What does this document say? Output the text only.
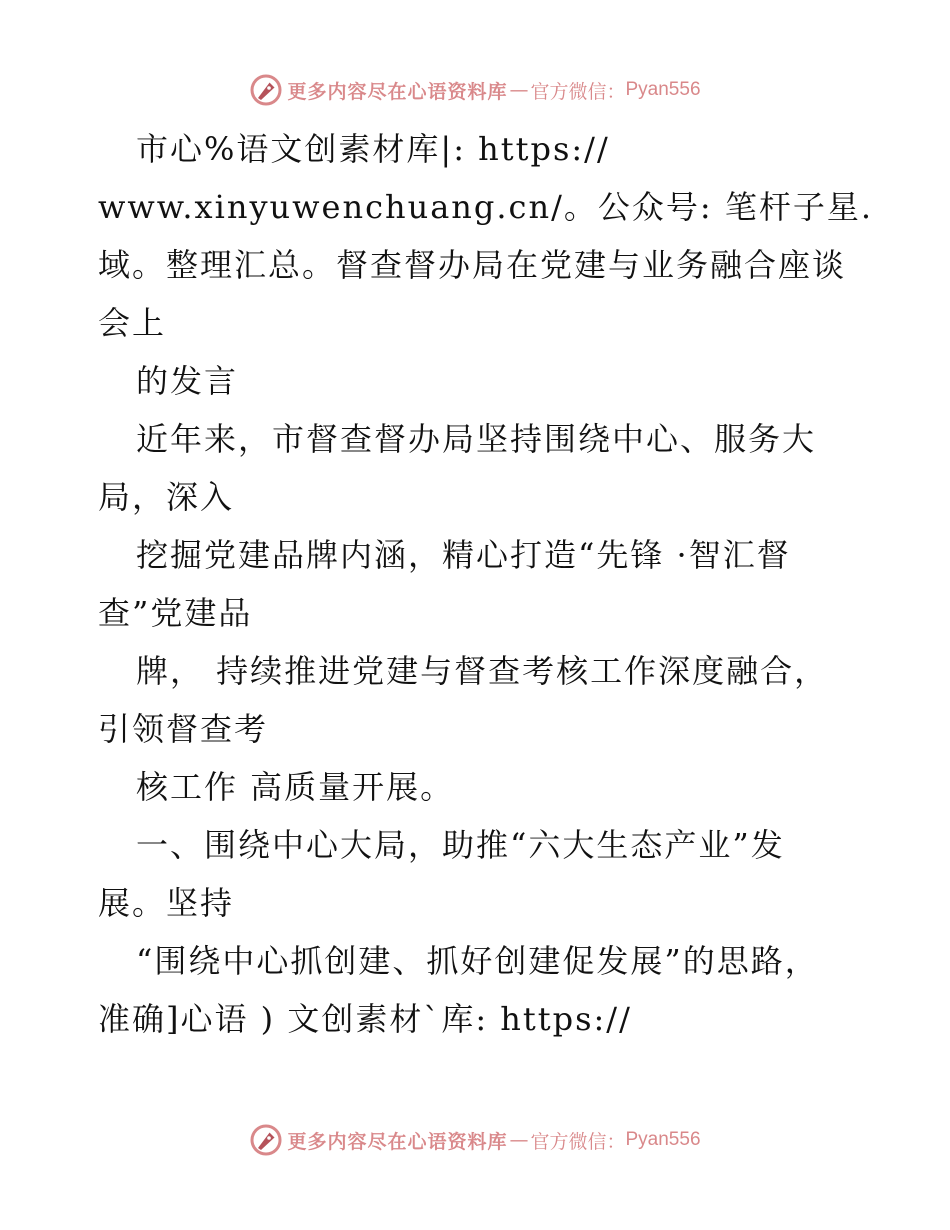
更多内容尽在心语资料库 — 官方微信： Pyan556
市心%语文创素材库|: https://
www.xinyuwenchuang.cn/。公众号: 笔杆子星.
域。整理汇总。督查督办局在党建与业务融合座谈
会上
的发言
近年来，市督查督办局坚持围绕中心、服务大
局，深入
挖掘党建品牌内涵，精心打造“先锋 ·智汇督
查”党建品
牌， 持续推进党建与督查考核工作深度融合，
引领督查考
核工作 高质量开展。
一、围绕中心大局，助推“六大生态产业”发
展。坚持
“围绕中心抓创建、抓好创建促发展”的思路，
准确]心语 ) 文创素材`库: https://
更多内容尽在心语资料库 — 官方微信： Pyan556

PROBLEM DESCRIPTION → Retype each line of the listing above word for word. Exclude the pictures.

EXERCISE SOLUTION →
What does this document say? Output the text only.
更多内容尽在心语资料库 — 官方微信： Pyan556
市心%语文创素材库|: https://
www.xinyuwenchuang.cn/。公众号: 笔杆子星.
域。整理汇总。督查督办局在党建与业务融合座谈
会上
的发言
近年来，市督查督办局坚持围绕中心、服务大
局，深入
挖掘党建品牌内涵，精心打造“先锋 ·智汇督
查”党建品
牌， 持续推进党建与督查考核工作深度融合，
引领督查考
核工作 高质量开展。
一、围绕中心大局，助推“六大生态产业”发
展。坚持
“围绕中心抓创建、抓好创建促发展”的思路，
准确]心语 ) 文创素材`库: https://
更多内容尽在心语资料库 — 官方微信： Pyan556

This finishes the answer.